→ Required task:
Send back the records in full, character for character.

→ Exercise materials:
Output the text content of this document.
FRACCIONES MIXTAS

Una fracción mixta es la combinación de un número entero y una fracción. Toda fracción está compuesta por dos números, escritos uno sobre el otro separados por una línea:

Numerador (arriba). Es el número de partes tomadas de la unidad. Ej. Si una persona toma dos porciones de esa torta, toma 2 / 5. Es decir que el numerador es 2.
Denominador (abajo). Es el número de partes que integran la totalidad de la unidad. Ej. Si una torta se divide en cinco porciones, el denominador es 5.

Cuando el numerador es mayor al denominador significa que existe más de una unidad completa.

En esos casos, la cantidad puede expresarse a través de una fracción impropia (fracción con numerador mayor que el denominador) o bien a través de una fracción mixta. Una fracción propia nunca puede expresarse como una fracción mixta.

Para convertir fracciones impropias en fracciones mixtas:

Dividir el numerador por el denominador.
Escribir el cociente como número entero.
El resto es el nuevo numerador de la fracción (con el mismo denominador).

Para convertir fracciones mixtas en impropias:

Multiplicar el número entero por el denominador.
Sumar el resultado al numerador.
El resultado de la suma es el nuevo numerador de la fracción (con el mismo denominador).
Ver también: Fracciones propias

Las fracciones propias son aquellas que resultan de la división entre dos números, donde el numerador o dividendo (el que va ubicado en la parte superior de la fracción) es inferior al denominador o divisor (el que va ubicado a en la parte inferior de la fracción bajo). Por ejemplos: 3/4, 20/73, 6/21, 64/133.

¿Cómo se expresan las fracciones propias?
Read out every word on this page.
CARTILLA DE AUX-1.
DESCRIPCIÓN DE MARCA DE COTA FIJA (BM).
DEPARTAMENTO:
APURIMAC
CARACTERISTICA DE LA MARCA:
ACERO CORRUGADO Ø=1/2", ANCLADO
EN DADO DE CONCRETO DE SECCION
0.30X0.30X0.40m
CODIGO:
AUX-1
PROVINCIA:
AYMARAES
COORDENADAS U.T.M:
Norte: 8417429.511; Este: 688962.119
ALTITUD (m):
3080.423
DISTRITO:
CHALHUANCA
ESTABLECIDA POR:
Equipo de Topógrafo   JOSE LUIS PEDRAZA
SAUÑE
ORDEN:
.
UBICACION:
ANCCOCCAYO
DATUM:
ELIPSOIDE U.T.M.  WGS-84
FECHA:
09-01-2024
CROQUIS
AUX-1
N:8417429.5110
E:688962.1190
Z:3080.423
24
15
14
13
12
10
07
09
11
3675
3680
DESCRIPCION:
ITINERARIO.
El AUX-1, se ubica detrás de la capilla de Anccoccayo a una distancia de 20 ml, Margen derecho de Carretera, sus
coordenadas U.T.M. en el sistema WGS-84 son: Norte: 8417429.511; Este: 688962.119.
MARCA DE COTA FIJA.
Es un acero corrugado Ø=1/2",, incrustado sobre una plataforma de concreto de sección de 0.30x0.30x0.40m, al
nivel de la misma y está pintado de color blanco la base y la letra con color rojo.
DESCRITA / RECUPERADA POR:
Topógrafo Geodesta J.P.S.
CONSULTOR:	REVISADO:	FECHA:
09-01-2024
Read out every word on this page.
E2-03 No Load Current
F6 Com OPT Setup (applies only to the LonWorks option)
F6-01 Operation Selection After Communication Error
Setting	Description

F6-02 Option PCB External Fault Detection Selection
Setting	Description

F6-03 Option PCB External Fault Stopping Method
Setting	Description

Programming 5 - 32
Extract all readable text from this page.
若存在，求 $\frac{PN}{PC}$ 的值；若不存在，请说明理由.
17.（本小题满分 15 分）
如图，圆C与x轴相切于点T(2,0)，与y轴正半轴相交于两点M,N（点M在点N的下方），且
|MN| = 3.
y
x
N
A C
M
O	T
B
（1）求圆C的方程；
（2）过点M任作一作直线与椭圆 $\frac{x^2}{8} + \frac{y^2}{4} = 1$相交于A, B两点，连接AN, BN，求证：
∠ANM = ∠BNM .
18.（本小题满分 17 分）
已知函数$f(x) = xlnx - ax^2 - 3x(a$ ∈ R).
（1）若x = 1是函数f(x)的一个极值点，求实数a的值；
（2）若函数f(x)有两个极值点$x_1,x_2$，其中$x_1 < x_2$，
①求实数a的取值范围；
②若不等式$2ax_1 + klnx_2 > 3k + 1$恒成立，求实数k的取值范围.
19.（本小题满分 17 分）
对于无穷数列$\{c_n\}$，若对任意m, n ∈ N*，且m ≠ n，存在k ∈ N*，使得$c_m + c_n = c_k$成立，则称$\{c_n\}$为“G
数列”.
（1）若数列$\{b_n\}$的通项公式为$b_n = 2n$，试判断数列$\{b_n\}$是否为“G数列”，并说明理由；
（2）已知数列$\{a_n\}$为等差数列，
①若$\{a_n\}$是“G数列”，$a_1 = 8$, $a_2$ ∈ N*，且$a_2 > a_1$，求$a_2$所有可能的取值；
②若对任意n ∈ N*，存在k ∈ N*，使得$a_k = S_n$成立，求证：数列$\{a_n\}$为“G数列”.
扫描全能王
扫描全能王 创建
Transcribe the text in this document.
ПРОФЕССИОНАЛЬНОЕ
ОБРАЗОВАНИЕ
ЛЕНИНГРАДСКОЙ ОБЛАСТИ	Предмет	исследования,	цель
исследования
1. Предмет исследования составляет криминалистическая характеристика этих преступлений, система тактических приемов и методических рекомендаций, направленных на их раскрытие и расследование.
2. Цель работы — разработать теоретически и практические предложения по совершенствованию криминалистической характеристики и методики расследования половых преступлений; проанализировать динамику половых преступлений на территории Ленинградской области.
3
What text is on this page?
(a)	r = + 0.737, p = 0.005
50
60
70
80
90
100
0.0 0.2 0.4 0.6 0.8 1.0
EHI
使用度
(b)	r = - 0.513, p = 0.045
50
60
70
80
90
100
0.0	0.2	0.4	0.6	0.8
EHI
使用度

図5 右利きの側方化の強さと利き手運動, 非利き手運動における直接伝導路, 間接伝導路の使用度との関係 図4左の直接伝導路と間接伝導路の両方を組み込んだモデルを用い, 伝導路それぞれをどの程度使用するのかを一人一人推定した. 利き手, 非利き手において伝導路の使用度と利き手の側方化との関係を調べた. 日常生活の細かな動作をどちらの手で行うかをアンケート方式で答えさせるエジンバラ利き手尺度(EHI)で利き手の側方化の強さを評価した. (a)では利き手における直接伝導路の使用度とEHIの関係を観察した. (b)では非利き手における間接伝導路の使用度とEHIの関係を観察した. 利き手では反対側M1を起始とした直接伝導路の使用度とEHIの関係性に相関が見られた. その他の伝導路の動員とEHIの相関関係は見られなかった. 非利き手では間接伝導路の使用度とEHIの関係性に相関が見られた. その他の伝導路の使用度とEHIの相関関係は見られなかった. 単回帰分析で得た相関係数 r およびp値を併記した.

→ Solution to the problem:
Output the text content of this document.
FRACCIONES MIXTAS

Una fracción mixta es la combinación de un número entero y una fracción. Toda fracción está compuesta por dos números, escritos uno sobre el otro separados por una línea:

Numerador (arriba). Es el número de partes tomadas de la unidad. Ej. Si una persona toma dos porciones de esa torta, toma 2 / 5. Es decir que el numerador es 2.
Denominador (abajo). Es el número de partes que integran la totalidad de la unidad. Ej. Si una torta se divide en cinco porciones, el denominador es 5.

Cuando el numerador es mayor al denominador significa que existe más de una unidad completa.

En esos casos, la cantidad puede expresarse a través de una fracción impropia (fracción con numerador mayor que el denominador) o bien a través de una fracción mixta. Una fracción propia nunca puede expresarse como una fracción mixta.

Para convertir fracciones impropias en fracciones mixtas:

Dividir el numerador por el denominador.
Escribir el cociente como número entero.
El resto es el nuevo numerador de la fracción (con el mismo denominador).

Para convertir fracciones mixtas en impropias:

Multiplicar el número entero por el denominador.
Sumar el resultado al numerador.
El resultado de la suma es el nuevo numerador de la fracción (con el mismo denominador).
Ver también: Fracciones propias

Las fracciones propias son aquellas que resultan de la división entre dos números, donde el numerador o dividendo (el que va ubicado en la parte superior de la fracción) es inferior al denominador o divisor (el que va ubicado a en la parte inferior de la fracción bajo). Por ejemplos: 3/4, 20/73, 6/21, 64/133.

¿Cómo se expresan las fracciones propias?
Read out every word on this page.
CARTILLA DE AUX-1.
DESCRIPCIÓN DE MARCA DE COTA FIJA (BM).
DEPARTAMENTO:
APURIMAC
CARACTERISTICA DE LA MARCA:
ACERO CORRUGADO Ø=1/2", ANCLADO
EN DADO DE CONCRETO DE SECCION
0.30X0.30X0.40m
CODIGO:
AUX-1
PROVINCIA:
AYMARAES
COORDENADAS U.T.M:
Norte: 8417429.511; Este: 688962.119
ALTITUD (m):
3080.423
DISTRITO:
CHALHUANCA
ESTABLECIDA POR:
Equipo de Topógrafo   JOSE LUIS PEDRAZA
SAUÑE
ORDEN:
.
UBICACION:
ANCCOCCAYO
DATUM:
ELIPSOIDE U.T.M.  WGS-84
FECHA:
09-01-2024
CROQUIS
AUX-1
N:8417429.5110
E:688962.1190
Z:3080.423
24
15
14
13
12
10
07
09
11
3675
3680
DESCRIPCION:
ITINERARIO.
El AUX-1, se ubica detrás de la capilla de Anccoccayo a una distancia de 20 ml, Margen derecho de Carretera, sus
coordenadas U.T.M. en el sistema WGS-84 son: Norte: 8417429.511; Este: 688962.119.
MARCA DE COTA FIJA.
Es un acero corrugado Ø=1/2",, incrustado sobre una plataforma de concreto de sección de 0.30x0.30x0.40m, al
nivel de la misma y está pintado de color blanco la base y la letra con color rojo.
DESCRITA / RECUPERADA POR:
Topógrafo Geodesta J.P.S.
CONSULTOR:	REVISADO:	FECHA:
09-01-2024
Read out every word on this page.
E2-03 No Load Current
F6 Com OPT Setup (applies only to the LonWorks option)
F6-01 Operation Selection After Communication Error
Setting	Description

F6-02 Option PCB External Fault Detection Selection
Setting	Description

F6-03 Option PCB External Fault Stopping Method
Setting	Description

Programming 5 - 32
Extract all readable text from this page.
若存在，求 $\frac{PN}{PC}$ 的值；若不存在，请说明理由.
17.（本小题满分 15 分）
如图，圆C与x轴相切于点T(2,0)，与y轴正半轴相交于两点M,N（点M在点N的下方），且
|MN| = 3.
y
x
N
A C
M
O	T
B
（1）求圆C的方程；
（2）过点M任作一作直线与椭圆 $\frac{x^2}{8} + \frac{y^2}{4} = 1$相交于A, B两点，连接AN, BN，求证：
∠ANM = ∠BNM .
18.（本小题满分 17 分）
已知函数$f(x) = xlnx - ax^2 - 3x(a$ ∈ R).
（1）若x = 1是函数f(x)的一个极值点，求实数a的值；
（2）若函数f(x)有两个极值点$x_1,x_2$，其中$x_1 < x_2$，
①求实数a的取值范围；
②若不等式$2ax_1 + klnx_2 > 3k + 1$恒成立，求实数k的取值范围.
19.（本小题满分 17 分）
对于无穷数列$\{c_n\}$，若对任意m, n ∈ N*，且m ≠ n，存在k ∈ N*，使得$c_m + c_n = c_k$成立，则称$\{c_n\}$为“G
数列”.
（1）若数列$\{b_n\}$的通项公式为$b_n = 2n$，试判断数列$\{b_n\}$是否为“G数列”，并说明理由；
（2）已知数列$\{a_n\}$为等差数列，
①若$\{a_n\}$是“G数列”，$a_1 = 8$, $a_2$ ∈ N*，且$a_2 > a_1$，求$a_2$所有可能的取值；
②若对任意n ∈ N*，存在k ∈ N*，使得$a_k = S_n$成立，求证：数列$\{a_n\}$为“G数列”.
扫描全能王
扫描全能王 创建
Transcribe the text in this document.
ПРОФЕССИОНАЛЬНОЕ
ОБРАЗОВАНИЕ
ЛЕНИНГРАДСКОЙ ОБЛАСТИ	Предмет	исследования,	цель
исследования
1. Предмет исследования составляет криминалистическая характеристика этих преступлений, система тактических приемов и методических рекомендаций, направленных на их раскрытие и расследование.
2. Цель работы — разработать теоретически и практические предложения по совершенствованию криминалистической характеристики и методики расследования половых преступлений; проанализировать динамику половых преступлений на территории Ленинградской области.
3
What text is on this page?
(a)	r = + 0.737, p = 0.005
50
60
70
80
90
100
0.0 0.2 0.4 0.6 0.8 1.0
EHI
使用度
(b)	r = - 0.513, p = 0.045
50
60
70
80
90
100
0.0	0.2	0.4	0.6	0.8
EHI
使用度

図5 右利きの側方化の強さと利き手運動, 非利き手運動における直接伝導路, 間接伝導路の使用度との関係 図4左の直接伝導路と間接伝導路の両方を組み込んだモデルを用い, 伝導路それぞれをどの程度使用するのかを一人一人推定した. 利き手, 非利き手において伝導路の使用度と利き手の側方化との関係を調べた. 日常生活の細かな動作をどちらの手で行うかをアンケート方式で答えさせるエジンバラ利き手尺度(EHI)で利き手の側方化の強さを評価した. (a)では利き手における直接伝導路の使用度とEHIの関係を観察した. (b)では非利き手における間接伝導路の使用度とEHIの関係を観察した. 利き手では反対側M1を起始とした直接伝導路の使用度とEHIの関係性に相関が見られた. その他の伝導路の動員とEHIの相関関係は見られなかった. 非利き手では間接伝導路の使用度とEHIの関係性に相関が見られた. その他の伝導路の使用度とEHIの相関関係は見られなかった. 単回帰分析で得た相関係数 r およびp値を併記した.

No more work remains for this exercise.